• [DATA SUPPLIED]:
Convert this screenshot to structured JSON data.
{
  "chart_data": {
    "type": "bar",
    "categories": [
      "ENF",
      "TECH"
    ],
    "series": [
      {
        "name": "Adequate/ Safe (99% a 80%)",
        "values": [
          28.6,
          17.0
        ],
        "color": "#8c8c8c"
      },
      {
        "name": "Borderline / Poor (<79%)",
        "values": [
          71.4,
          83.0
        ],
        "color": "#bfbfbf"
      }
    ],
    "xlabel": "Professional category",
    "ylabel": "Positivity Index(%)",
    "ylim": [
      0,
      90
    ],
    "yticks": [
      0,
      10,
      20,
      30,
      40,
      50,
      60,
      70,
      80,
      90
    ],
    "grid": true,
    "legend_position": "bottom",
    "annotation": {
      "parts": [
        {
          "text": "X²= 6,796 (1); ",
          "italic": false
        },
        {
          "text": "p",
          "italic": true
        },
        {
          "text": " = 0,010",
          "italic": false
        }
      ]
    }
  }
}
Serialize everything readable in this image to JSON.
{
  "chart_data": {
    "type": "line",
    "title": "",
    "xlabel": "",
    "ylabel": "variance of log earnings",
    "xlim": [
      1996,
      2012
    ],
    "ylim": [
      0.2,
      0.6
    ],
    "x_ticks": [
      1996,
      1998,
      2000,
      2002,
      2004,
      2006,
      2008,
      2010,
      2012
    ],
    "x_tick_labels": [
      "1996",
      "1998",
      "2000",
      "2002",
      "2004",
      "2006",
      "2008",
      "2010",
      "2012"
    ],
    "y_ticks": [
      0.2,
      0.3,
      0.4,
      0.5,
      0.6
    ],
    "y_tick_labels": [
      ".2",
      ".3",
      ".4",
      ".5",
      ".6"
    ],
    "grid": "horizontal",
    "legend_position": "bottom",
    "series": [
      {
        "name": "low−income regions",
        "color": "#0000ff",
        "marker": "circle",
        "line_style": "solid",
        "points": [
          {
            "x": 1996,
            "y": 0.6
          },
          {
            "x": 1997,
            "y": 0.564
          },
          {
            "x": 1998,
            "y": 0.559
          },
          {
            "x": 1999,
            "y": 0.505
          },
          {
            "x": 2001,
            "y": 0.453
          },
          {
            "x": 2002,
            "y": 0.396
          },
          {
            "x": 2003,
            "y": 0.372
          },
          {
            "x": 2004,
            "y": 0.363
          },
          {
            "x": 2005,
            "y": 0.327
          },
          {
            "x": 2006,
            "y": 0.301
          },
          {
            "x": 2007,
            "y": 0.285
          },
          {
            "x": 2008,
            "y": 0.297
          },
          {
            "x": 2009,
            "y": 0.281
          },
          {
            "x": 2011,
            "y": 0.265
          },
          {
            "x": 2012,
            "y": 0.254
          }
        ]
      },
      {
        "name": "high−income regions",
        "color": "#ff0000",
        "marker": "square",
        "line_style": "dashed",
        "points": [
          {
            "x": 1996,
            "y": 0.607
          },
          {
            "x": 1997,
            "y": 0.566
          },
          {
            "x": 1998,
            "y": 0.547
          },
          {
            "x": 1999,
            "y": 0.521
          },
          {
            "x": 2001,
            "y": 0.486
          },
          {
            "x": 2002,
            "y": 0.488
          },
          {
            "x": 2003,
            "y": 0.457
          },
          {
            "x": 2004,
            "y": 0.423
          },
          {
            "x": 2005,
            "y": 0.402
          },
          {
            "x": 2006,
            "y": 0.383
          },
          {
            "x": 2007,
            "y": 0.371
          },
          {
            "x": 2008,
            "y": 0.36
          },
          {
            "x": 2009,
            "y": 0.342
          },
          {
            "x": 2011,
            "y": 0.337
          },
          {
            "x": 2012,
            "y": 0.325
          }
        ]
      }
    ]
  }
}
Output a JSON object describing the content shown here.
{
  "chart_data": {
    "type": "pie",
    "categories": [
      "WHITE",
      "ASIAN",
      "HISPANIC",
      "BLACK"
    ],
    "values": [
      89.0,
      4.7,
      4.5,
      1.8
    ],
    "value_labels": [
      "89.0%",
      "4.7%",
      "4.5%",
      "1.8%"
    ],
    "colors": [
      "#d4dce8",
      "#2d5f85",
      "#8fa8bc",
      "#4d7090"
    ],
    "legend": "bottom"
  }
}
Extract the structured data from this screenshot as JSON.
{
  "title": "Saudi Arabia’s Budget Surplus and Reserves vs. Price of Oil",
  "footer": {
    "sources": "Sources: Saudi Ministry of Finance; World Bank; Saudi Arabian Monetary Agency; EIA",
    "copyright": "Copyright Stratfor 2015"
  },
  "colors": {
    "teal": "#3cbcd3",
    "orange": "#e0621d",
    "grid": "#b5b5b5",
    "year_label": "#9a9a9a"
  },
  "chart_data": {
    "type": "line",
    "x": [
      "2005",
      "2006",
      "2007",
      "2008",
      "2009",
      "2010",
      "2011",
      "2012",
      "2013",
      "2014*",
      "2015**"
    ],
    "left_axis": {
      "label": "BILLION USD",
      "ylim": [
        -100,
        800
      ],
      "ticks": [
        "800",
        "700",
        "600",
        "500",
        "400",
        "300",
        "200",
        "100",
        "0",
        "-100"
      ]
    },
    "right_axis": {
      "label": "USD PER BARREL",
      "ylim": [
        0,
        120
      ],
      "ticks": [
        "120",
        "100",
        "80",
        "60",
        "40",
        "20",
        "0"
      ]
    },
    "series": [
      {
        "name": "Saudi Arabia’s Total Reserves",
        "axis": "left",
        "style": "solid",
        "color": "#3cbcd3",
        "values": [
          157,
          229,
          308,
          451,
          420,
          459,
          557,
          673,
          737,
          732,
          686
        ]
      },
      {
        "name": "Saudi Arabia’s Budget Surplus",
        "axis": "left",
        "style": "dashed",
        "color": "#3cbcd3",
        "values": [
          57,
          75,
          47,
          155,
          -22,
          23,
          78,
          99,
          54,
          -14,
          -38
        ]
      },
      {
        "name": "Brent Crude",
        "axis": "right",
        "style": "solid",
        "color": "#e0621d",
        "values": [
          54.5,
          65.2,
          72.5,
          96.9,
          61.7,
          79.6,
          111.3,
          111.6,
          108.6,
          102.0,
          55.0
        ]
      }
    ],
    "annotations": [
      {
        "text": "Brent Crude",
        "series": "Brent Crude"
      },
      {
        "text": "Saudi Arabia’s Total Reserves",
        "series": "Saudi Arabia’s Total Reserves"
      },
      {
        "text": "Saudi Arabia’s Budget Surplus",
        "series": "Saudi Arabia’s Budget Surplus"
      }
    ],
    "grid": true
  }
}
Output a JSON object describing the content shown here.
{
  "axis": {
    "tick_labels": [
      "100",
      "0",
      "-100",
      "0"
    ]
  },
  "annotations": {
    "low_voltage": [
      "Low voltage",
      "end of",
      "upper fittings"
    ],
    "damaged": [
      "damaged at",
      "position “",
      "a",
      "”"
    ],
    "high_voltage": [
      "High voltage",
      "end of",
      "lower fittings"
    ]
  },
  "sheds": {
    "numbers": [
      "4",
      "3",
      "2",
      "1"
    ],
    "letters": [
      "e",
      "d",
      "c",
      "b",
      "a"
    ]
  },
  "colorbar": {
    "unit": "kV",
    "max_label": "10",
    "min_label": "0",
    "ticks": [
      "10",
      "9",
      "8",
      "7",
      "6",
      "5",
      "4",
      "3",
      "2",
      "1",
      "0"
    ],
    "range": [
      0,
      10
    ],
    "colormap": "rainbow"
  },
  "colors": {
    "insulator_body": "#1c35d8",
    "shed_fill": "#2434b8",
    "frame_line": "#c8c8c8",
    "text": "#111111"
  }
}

• [TASK REQUIREMENTS]: Give every line of the material that includes the string "screenshot".

• [TASK SOLUTION]:
Convert this screenshot to structured JSON data.
Extract the structured data from this screenshot as JSON.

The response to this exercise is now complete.